> _MATERIAL FOR THE TASK_:
· · ·

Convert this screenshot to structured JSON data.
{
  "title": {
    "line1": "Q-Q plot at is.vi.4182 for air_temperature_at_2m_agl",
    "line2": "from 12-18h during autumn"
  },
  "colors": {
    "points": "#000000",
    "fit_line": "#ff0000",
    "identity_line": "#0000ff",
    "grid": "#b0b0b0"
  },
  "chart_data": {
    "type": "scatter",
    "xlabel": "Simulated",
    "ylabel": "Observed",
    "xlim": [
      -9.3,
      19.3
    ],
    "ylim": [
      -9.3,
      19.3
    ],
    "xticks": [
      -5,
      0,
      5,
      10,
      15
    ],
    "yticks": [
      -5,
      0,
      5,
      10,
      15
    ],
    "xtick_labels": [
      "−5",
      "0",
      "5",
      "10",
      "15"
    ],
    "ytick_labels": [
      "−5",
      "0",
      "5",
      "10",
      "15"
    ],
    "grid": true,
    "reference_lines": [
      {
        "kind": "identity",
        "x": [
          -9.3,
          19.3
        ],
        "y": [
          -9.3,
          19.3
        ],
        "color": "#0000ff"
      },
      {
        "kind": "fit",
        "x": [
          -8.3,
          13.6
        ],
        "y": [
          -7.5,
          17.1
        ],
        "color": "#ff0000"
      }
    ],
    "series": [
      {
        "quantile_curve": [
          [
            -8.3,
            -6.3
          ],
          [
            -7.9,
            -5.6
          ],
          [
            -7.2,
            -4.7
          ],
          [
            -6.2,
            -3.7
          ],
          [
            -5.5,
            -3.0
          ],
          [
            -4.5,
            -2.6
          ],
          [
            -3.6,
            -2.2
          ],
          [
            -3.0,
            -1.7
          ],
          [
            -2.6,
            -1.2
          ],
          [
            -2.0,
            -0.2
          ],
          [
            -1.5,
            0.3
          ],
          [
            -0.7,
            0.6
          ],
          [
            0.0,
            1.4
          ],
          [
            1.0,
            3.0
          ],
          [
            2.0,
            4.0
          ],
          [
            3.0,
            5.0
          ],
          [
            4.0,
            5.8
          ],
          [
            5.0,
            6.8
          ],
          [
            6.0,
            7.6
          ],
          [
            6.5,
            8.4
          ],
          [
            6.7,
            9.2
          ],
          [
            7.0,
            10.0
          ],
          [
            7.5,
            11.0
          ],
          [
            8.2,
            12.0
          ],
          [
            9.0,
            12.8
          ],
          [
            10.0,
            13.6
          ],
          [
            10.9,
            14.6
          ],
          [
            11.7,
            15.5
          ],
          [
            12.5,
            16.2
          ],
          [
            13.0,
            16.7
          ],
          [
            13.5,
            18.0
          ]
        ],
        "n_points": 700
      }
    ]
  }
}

· · ·

> _PROBLEM_:
Please restate the whole listing word for word.

> _RESULT OF THE TASK_:
Convert this screenshot to structured JSON data.
{
  "title": {
    "line1": "Q-Q plot at is.vi.4182 for air_temperature_at_2m_agl",
    "line2": "from 12-18h during autumn"
  },
  "colors": {
    "points": "#000000",
    "fit_line": "#ff0000",
    "identity_line": "#0000ff",
    "grid": "#b0b0b0"
  },
  "chart_data": {
    "type": "scatter",
    "xlabel": "Simulated",
    "ylabel": "Observed",
    "xlim": [
      -9.3,
      19.3
    ],
    "ylim": [
      -9.3,
      19.3
    ],
    "xticks": [
      -5,
      0,
      5,
      10,
      15
    ],
    "yticks": [
      -5,
      0,
      5,
      10,
      15
    ],
    "xtick_labels": [
      "−5",
      "0",
      "5",
      "10",
      "15"
    ],
    "ytick_labels": [
      "−5",
      "0",
      "5",
      "10",
      "15"
    ],
    "grid": true,
    "reference_lines": [
      {
        "kind": "identity",
        "x": [
          -9.3,
          19.3
        ],
        "y": [
          -9.3,
          19.3
        ],
        "color": "#0000ff"
      },
      {
        "kind": "fit",
        "x": [
          -8.3,
          13.6
        ],
        "y": [
          -7.5,
          17.1
        ],
        "color": "#ff0000"
      }
    ],
    "series": [
      {
        "quantile_curve": [
          [
            -8.3,
            -6.3
          ],
          [
            -7.9,
            -5.6
          ],
          [
            -7.2,
            -4.7
          ],
          [
            -6.2,
            -3.7
          ],
          [
            -5.5,
            -3.0
          ],
          [
            -4.5,
            -2.6
          ],
          [
            -3.6,
            -2.2
          ],
          [
            -3.0,
            -1.7
          ],
          [
            -2.6,
            -1.2
          ],
          [
            -2.0,
            -0.2
          ],
          [
            -1.5,
            0.3
          ],
          [
            -0.7,
            0.6
          ],
          [
            0.0,
            1.4
          ],
          [
            1.0,
            3.0
          ],
          [
            2.0,
            4.0
          ],
          [
            3.0,
            5.0
          ],
          [
            4.0,
            5.8
          ],
          [
            5.0,
            6.8
          ],
          [
            6.0,
            7.6
          ],
          [
            6.5,
            8.4
          ],
          [
            6.7,
            9.2
          ],
          [
            7.0,
            10.0
          ],
          [
            7.5,
            11.0
          ],
          [
            8.2,
            12.0
          ],
          [
            9.0,
            12.8
          ],
          [
            10.0,
            13.6
          ],
          [
            10.9,
            14.6
          ],
          [
            11.7,
            15.5
          ],
          [
            12.5,
            16.2
          ],
          [
            13.0,
            16.7
          ],
          [
            13.5,
            18.0
          ]
        ],
        "n_points": 700
      }
    ]
  }
}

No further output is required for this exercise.